** Begin Provided entries **

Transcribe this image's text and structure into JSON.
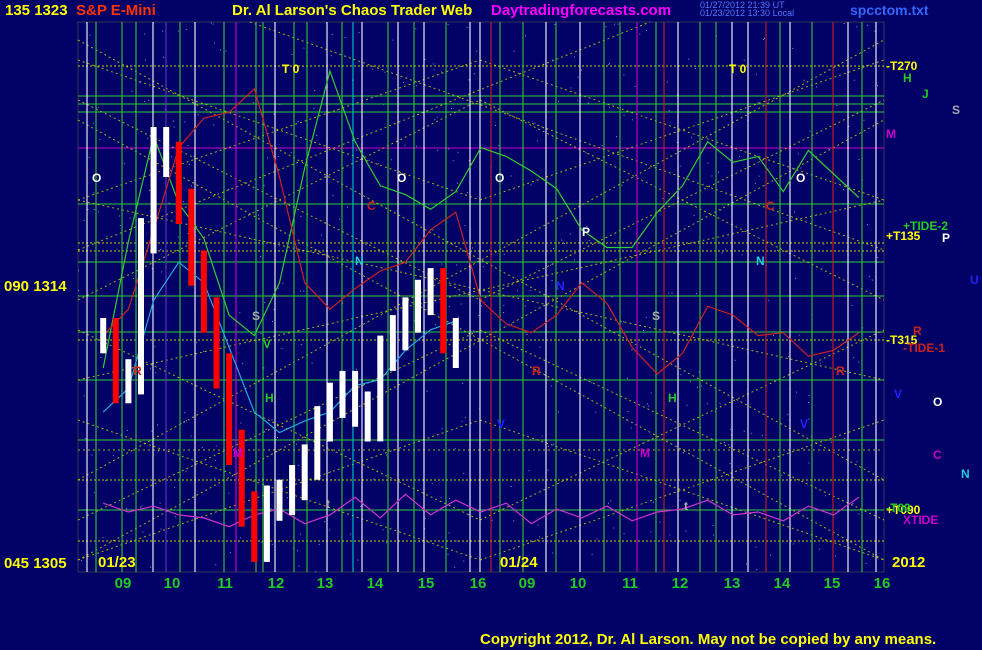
{
  "header": {
    "price_top": "135  1323",
    "instrument": "S&P E-Mini",
    "title": "Dr. Al Larson's Chaos Trader Web",
    "site": "Daytradingforecasts.com",
    "timestamp_1": "01/27/2012 21:39 UT",
    "timestamp_2": "01/23/2012 13:30 Local",
    "file": "spcctom.txt"
  },
  "footer": {
    "copyright": "Copyright 2012, Dr. Al Larson. May not be copied by any means."
  },
  "colors": {
    "background": "#000066",
    "grid_yellow": "#cccc00",
    "grid_green": "#33cc33",
    "white_line": "#ffffff",
    "red_line": "#cc2222",
    "cyan_line": "#00cccc",
    "magenta_line": "#cc00cc",
    "purple_line": "#6633cc",
    "price_bar": "#ffffff",
    "price_bar_down": "#ff0000",
    "field_green": "#33cc33",
    "field_red": "#cc2222",
    "field_cyan": "#22aadd",
    "xtide": "#cc33cc"
  },
  "chart_data": {
    "type": "line",
    "title": "S&P E-Mini",
    "xlabel": "",
    "ylabel": "",
    "x_ticks": [
      "09",
      "10",
      "11",
      "12",
      "13",
      "14",
      "15",
      "16",
      "09",
      "10",
      "11",
      "12",
      "13",
      "14",
      "15",
      "16"
    ],
    "date_labels": [
      "01/23",
      "01/24"
    ],
    "year_label": "2012",
    "y_ticks": [
      {
        "angle": "135",
        "price": "1323"
      },
      {
        "angle": "090",
        "price": "1314"
      },
      {
        "angle": "045",
        "price": "1305"
      }
    ],
    "ylim": [
      1305,
      1323
    ],
    "markers": [
      "T 0",
      "T 0"
    ],
    "left_labels": [
      "O",
      "C",
      "N",
      "S",
      "V",
      "H",
      "M",
      "R",
      "O",
      "t",
      "O",
      "P",
      "N",
      "S",
      "V",
      "H",
      "M",
      "R",
      "O",
      "C",
      "N",
      "V",
      "t",
      "R"
    ],
    "right_labels": [
      "-T270",
      "H",
      "J",
      "S",
      "M",
      "+TIDE-2",
      "+T135",
      "P",
      "U",
      "-T315",
      "R",
      "-TIDE-1",
      "V",
      "O",
      "C",
      "N",
      "+T090",
      "-T00",
      "XTIDE"
    ],
    "series": [
      {
        "name": "S&P E-Mini",
        "type": "price",
        "x": [
          9.0,
          9.25,
          9.5,
          9.75,
          10.0,
          10.25,
          10.5,
          10.75,
          11.0,
          11.25,
          11.5,
          11.75,
          12.0,
          12.25,
          12.5,
          12.75,
          13.0,
          13.25,
          13.5,
          13.75,
          14.0,
          14.25,
          14.5,
          14.75,
          15.0,
          15.25,
          15.5,
          15.75,
          16.0
        ],
        "values": [
          1312.6,
          1310.9,
          1311.2,
          1316.0,
          1319.1,
          1318.6,
          1317.0,
          1314.9,
          1313.3,
          1311.4,
          1308.8,
          1306.7,
          1305.5,
          1306.9,
          1307.1,
          1307.6,
          1308.3,
          1309.6,
          1310.4,
          1310.8,
          1310.1,
          1309.6,
          1312.0,
          1312.7,
          1313.3,
          1313.9,
          1314.3,
          1312.6,
          1312.1
        ]
      },
      {
        "name": "+TIDE-2",
        "type": "field",
        "x": [
          9.0,
          9.5,
          10.0,
          10.5,
          11.0,
          11.5,
          12.0,
          12.5,
          13.0,
          13.5,
          14.0,
          14.5,
          15.0,
          15.5,
          16.0,
          16.5,
          17.0,
          17.5,
          18.0,
          18.5,
          19.0,
          19.5,
          20.0,
          20.5,
          21.0,
          21.5,
          22.0,
          22.5,
          23.0,
          23.5,
          24.0
        ],
        "values": [
          1311.5,
          1315.8,
          1319.4,
          1317.1,
          1315.9,
          1313.3,
          1312.6,
          1314.4,
          1318.3,
          1321.6,
          1319.2,
          1317.7,
          1317.4,
          1316.9,
          1317.5,
          1319.0,
          1318.7,
          1318.2,
          1317.6,
          1316.2,
          1315.6,
          1315.6,
          1316.8,
          1317.7,
          1319.2,
          1318.5,
          1318.7,
          1317.5,
          1318.9,
          1318.1,
          1317.3
        ]
      },
      {
        "name": "-TIDE-1",
        "type": "field",
        "x": [
          9.0,
          9.5,
          10.0,
          10.5,
          11.0,
          11.5,
          12.0,
          12.5,
          13.0,
          13.5,
          14.0,
          14.5,
          15.0,
          15.5,
          16.0,
          16.5,
          17.0,
          17.5,
          18.0,
          18.5,
          19.0,
          19.5,
          20.0,
          20.5,
          21.0,
          21.5,
          22.0,
          22.5,
          23.0,
          23.5,
          24.0
        ],
        "values": [
          1312.6,
          1313.5,
          1316.2,
          1319.0,
          1320.0,
          1320.2,
          1321.0,
          1318.0,
          1314.4,
          1313.5,
          1314.2,
          1314.8,
          1315.1,
          1316.2,
          1316.8,
          1313.8,
          1313.0,
          1312.7,
          1313.3,
          1314.4,
          1313.7,
          1312.2,
          1311.3,
          1312.0,
          1313.6,
          1313.3,
          1312.6,
          1312.7,
          1311.9,
          1312.1,
          1312.7
        ]
      },
      {
        "name": "XTIDE",
        "type": "field",
        "x": [
          9.0,
          9.5,
          10.0,
          10.5,
          11.0,
          11.5,
          12.0,
          12.5,
          13.0,
          13.5,
          14.0,
          14.5,
          15.0,
          15.5,
          16.0,
          16.5,
          17.0,
          17.5,
          18.0,
          18.5,
          19.0,
          19.5,
          20.0,
          20.5,
          21.0,
          21.5,
          22.0,
          22.5,
          23.0,
          23.5,
          24.0
        ],
        "values": [
          1306.9,
          1306.6,
          1306.8,
          1306.5,
          1306.4,
          1306.1,
          1306.5,
          1306.7,
          1306.2,
          1306.5,
          1307.1,
          1306.4,
          1307.2,
          1306.5,
          1307.0,
          1306.6,
          1306.9,
          1306.2,
          1306.7,
          1306.4,
          1306.8,
          1306.3,
          1306.6,
          1306.7,
          1307.0,
          1306.5,
          1306.6,
          1306.3,
          1306.8,
          1306.5,
          1307.1
        ]
      },
      {
        "name": "",
        "type": "field",
        "x": [
          9.0,
          9.5,
          10.0,
          10.5,
          11.0,
          11.5,
          12.0,
          12.5,
          13.0,
          13.5,
          14.0,
          14.5,
          15.0,
          15.5,
          16.0
        ],
        "values": [
          1310.0,
          1310.8,
          1313.8,
          1315.1,
          1314.4,
          1312.2,
          1310.0,
          1309.3,
          1309.7,
          1310.0,
          1310.9,
          1311.1,
          1312.1,
          1312.8,
          1313.1
        ]
      }
    ]
  }
}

** End Provided entries **

▶ [Stated goal] Transcribe the records above exactly, leaving out every picture.

▶ [Solution for this exercise]
Transcribe this image's text and structure into JSON.
{
  "header": {
    "price_top": "135  1323",
    "instrument": "S&P E-Mini",
    "title": "Dr. Al Larson's Chaos Trader Web",
    "site": "Daytradingforecasts.com",
    "timestamp_1": "01/27/2012 21:39 UT",
    "timestamp_2": "01/23/2012 13:30 Local",
    "file": "spcctom.txt"
  },
  "footer": {
    "copyright": "Copyright 2012, Dr. Al Larson. May not be copied by any means."
  },
  "colors": {
    "background": "#000066",
    "grid_yellow": "#cccc00",
    "grid_green": "#33cc33",
    "white_line": "#ffffff",
    "red_line": "#cc2222",
    "cyan_line": "#00cccc",
    "magenta_line": "#cc00cc",
    "purple_line": "#6633cc",
    "price_bar": "#ffffff",
    "price_bar_down": "#ff0000",
    "field_green": "#33cc33",
    "field_red": "#cc2222",
    "field_cyan": "#22aadd",
    "xtide": "#cc33cc"
  },
  "chart_data": {
    "type": "line",
    "title": "S&P E-Mini",
    "xlabel": "",
    "ylabel": "",
    "x_ticks": [
      "09",
      "10",
      "11",
      "12",
      "13",
      "14",
      "15",
      "16",
      "09",
      "10",
      "11",
      "12",
      "13",
      "14",
      "15",
      "16"
    ],
    "date_labels": [
      "01/23",
      "01/24"
    ],
    "year_label": "2012",
    "y_ticks": [
      {
        "angle": "135",
        "price": "1323"
      },
      {
        "angle": "090",
        "price": "1314"
      },
      {
        "angle": "045",
        "price": "1305"
      }
    ],
    "ylim": [
      1305,
      1323
    ],
    "markers": [
      "T 0",
      "T 0"
    ],
    "left_labels": [
      "O",
      "C",
      "N",
      "S",
      "V",
      "H",
      "M",
      "R",
      "O",
      "t",
      "O",
      "P",
      "N",
      "S",
      "V",
      "H",
      "M",
      "R",
      "O",
      "C",
      "N",
      "V",
      "t",
      "R"
    ],
    "right_labels": [
      "-T270",
      "H",
      "J",
      "S",
      "M",
      "+TIDE-2",
      "+T135",
      "P",
      "U",
      "-T315",
      "R",
      "-TIDE-1",
      "V",
      "O",
      "C",
      "N",
      "+T090",
      "-T00",
      "XTIDE"
    ],
    "series": [
      {
        "name": "S&P E-Mini",
        "type": "price",
        "x": [
          9.0,
          9.25,
          9.5,
          9.75,
          10.0,
          10.25,
          10.5,
          10.75,
          11.0,
          11.25,
          11.5,
          11.75,
          12.0,
          12.25,
          12.5,
          12.75,
          13.0,
          13.25,
          13.5,
          13.75,
          14.0,
          14.25,
          14.5,
          14.75,
          15.0,
          15.25,
          15.5,
          15.75,
          16.0
        ],
        "values": [
          1312.6,
          1310.9,
          1311.2,
          1316.0,
          1319.1,
          1318.6,
          1317.0,
          1314.9,
          1313.3,
          1311.4,
          1308.8,
          1306.7,
          1305.5,
          1306.9,
          1307.1,
          1307.6,
          1308.3,
          1309.6,
          1310.4,
          1310.8,
          1310.1,
          1309.6,
          1312.0,
          1312.7,
          1313.3,
          1313.9,
          1314.3,
          1312.6,
          1312.1
        ]
      },
      {
        "name": "+TIDE-2",
        "type": "field",
        "x": [
          9.0,
          9.5,
          10.0,
          10.5,
          11.0,
          11.5,
          12.0,
          12.5,
          13.0,
          13.5,
          14.0,
          14.5,
          15.0,
          15.5,
          16.0,
          16.5,
          17.0,
          17.5,
          18.0,
          18.5,
          19.0,
          19.5,
          20.0,
          20.5,
          21.0,
          21.5,
          22.0,
          22.5,
          23.0,
          23.5,
          24.0
        ],
        "values": [
          1311.5,
          1315.8,
          1319.4,
          1317.1,
          1315.9,
          1313.3,
          1312.6,
          1314.4,
          1318.3,
          1321.6,
          1319.2,
          1317.7,
          1317.4,
          1316.9,
          1317.5,
          1319.0,
          1318.7,
          1318.2,
          1317.6,
          1316.2,
          1315.6,
          1315.6,
          1316.8,
          1317.7,
          1319.2,
          1318.5,
          1318.7,
          1317.5,
          1318.9,
          1318.1,
          1317.3
        ]
      },
      {
        "name": "-TIDE-1",
        "type": "field",
        "x": [
          9.0,
          9.5,
          10.0,
          10.5,
          11.0,
          11.5,
          12.0,
          12.5,
          13.0,
          13.5,
          14.0,
          14.5,
          15.0,
          15.5,
          16.0,
          16.5,
          17.0,
          17.5,
          18.0,
          18.5,
          19.0,
          19.5,
          20.0,
          20.5,
          21.0,
          21.5,
          22.0,
          22.5,
          23.0,
          23.5,
          24.0
        ],
        "values": [
          1312.6,
          1313.5,
          1316.2,
          1319.0,
          1320.0,
          1320.2,
          1321.0,
          1318.0,
          1314.4,
          1313.5,
          1314.2,
          1314.8,
          1315.1,
          1316.2,
          1316.8,
          1313.8,
          1313.0,
          1312.7,
          1313.3,
          1314.4,
          1313.7,
          1312.2,
          1311.3,
          1312.0,
          1313.6,
          1313.3,
          1312.6,
          1312.7,
          1311.9,
          1312.1,
          1312.7
        ]
      },
      {
        "name": "XTIDE",
        "type": "field",
        "x": [
          9.0,
          9.5,
          10.0,
          10.5,
          11.0,
          11.5,
          12.0,
          12.5,
          13.0,
          13.5,
          14.0,
          14.5,
          15.0,
          15.5,
          16.0,
          16.5,
          17.0,
          17.5,
          18.0,
          18.5,
          19.0,
          19.5,
          20.0,
          20.5,
          21.0,
          21.5,
          22.0,
          22.5,
          23.0,
          23.5,
          24.0
        ],
        "values": [
          1306.9,
          1306.6,
          1306.8,
          1306.5,
          1306.4,
          1306.1,
          1306.5,
          1306.7,
          1306.2,
          1306.5,
          1307.1,
          1306.4,
          1307.2,
          1306.5,
          1307.0,
          1306.6,
          1306.9,
          1306.2,
          1306.7,
          1306.4,
          1306.8,
          1306.3,
          1306.6,
          1306.7,
          1307.0,
          1306.5,
          1306.6,
          1306.3,
          1306.8,
          1306.5,
          1307.1
        ]
      },
      {
        "name": "",
        "type": "field",
        "x": [
          9.0,
          9.5,
          10.0,
          10.5,
          11.0,
          11.5,
          12.0,
          12.5,
          13.0,
          13.5,
          14.0,
          14.5,
          15.0,
          15.5,
          16.0
        ],
        "values": [
          1310.0,
          1310.8,
          1313.8,
          1315.1,
          1314.4,
          1312.2,
          1310.0,
          1309.3,
          1309.7,
          1310.0,
          1310.9,
          1311.1,
          1312.1,
          1312.8,
          1313.1
        ]
      }
    ]
  }
}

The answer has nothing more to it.